Challenge:
Records follow. Select each line holding "marker".

Start

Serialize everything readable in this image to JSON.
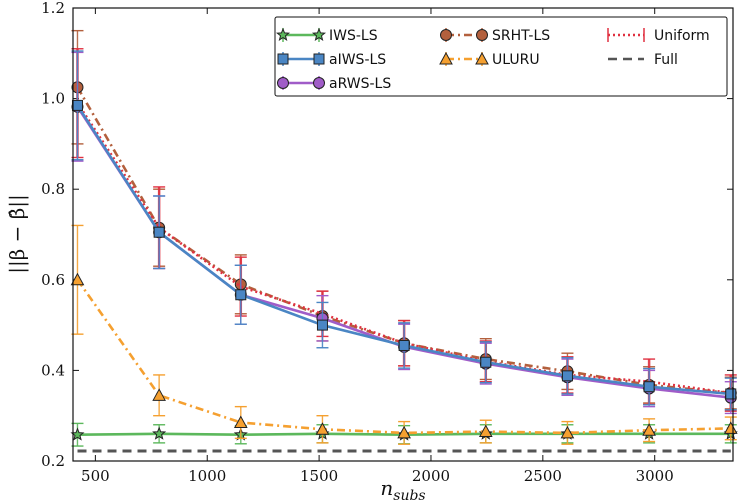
{
  "chart_data": {
    "type": "line",
    "title": "",
    "xlabel": "n_subs",
    "ylabel": "||β − β̂||",
    "xlim": [
      400,
      3350
    ],
    "ylim": [
      0.2,
      1.2
    ],
    "xticks": [
      500,
      1000,
      1500,
      2000,
      2500,
      3000
    ],
    "yticks": [
      0.2,
      0.4,
      0.6,
      0.8,
      1.0,
      1.2
    ],
    "ytick_labels": [
      "0.2",
      "0.4",
      "0.6",
      "0.8",
      "1.0",
      "1.2"
    ],
    "grid": false,
    "legend_position": "top-right",
    "x": [
      420,
      785,
      1150,
      1515,
      1880,
      2245,
      2610,
      2975,
      3340
    ],
    "series": [
      {
        "name": "IWS-LS",
        "color": "#5cb85c",
        "marker": "star",
        "dash": "solid",
        "values": [
          0.258,
          0.26,
          0.258,
          0.26,
          0.258,
          0.26,
          0.26,
          0.26,
          0.26
        ],
        "errors": [
          0.025,
          0.02,
          0.02,
          0.02,
          0.02,
          0.02,
          0.02,
          0.02,
          0.02
        ]
      },
      {
        "name": "aIWS-LS",
        "color": "#4a86c4",
        "marker": "square",
        "dash": "solid",
        "values": [
          0.985,
          0.705,
          0.567,
          0.5,
          0.455,
          0.418,
          0.388,
          0.364,
          0.348
        ],
        "errors": [
          0.12,
          0.08,
          0.065,
          0.05,
          0.05,
          0.045,
          0.04,
          0.04,
          0.035
        ]
      },
      {
        "name": "aRWS-LS",
        "color": "#a05cc8",
        "marker": "circle",
        "dash": "solid",
        "values": [
          0.982,
          0.705,
          0.567,
          0.515,
          0.452,
          0.415,
          0.385,
          0.36,
          0.34
        ],
        "errors": [
          0.12,
          0.08,
          0.065,
          0.05,
          0.05,
          0.045,
          0.04,
          0.04,
          0.035
        ]
      },
      {
        "name": "SRHT-LS",
        "color": "#b3603d",
        "marker": "circle",
        "dash": "dashdot",
        "values": [
          1.025,
          0.715,
          0.59,
          0.52,
          0.46,
          0.425,
          0.398,
          0.368,
          0.35
        ],
        "errors": [
          0.125,
          0.085,
          0.065,
          0.055,
          0.05,
          0.045,
          0.04,
          0.04,
          0.035
        ]
      },
      {
        "name": "ULURU",
        "color": "#f5a030",
        "marker": "triangle",
        "dash": "dashdot",
        "values": [
          0.6,
          0.345,
          0.285,
          0.27,
          0.262,
          0.265,
          0.262,
          0.268,
          0.272
        ],
        "errors": [
          0.12,
          0.045,
          0.035,
          0.03,
          0.025,
          0.025,
          0.025,
          0.025,
          0.025
        ]
      },
      {
        "name": "Uniform",
        "color": "#e03040",
        "marker": "none",
        "dash": "dotted",
        "values": [
          0.99,
          0.715,
          0.585,
          0.525,
          0.46,
          0.42,
          0.39,
          0.375,
          0.35
        ],
        "errors": [
          0.12,
          0.09,
          0.065,
          0.05,
          0.05,
          0.045,
          0.04,
          0.05,
          0.04
        ]
      },
      {
        "name": "Full",
        "color": "#555555",
        "marker": "none",
        "dash": "dashed",
        "values": [
          0.222,
          0.222,
          0.222,
          0.222,
          0.222,
          0.222,
          0.222,
          0.222,
          0.222
        ],
        "errors": [
          0,
          0,
          0,
          0,
          0,
          0,
          0,
          0,
          0
        ]
      }
    ]
  }
}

End

Correct answer:
        "marker": "star",
        "marker": "square",
        "marker": "circle",
        "marker": "circle",
        "marker": "triangle",
        "marker": "none",
        "marker": "none",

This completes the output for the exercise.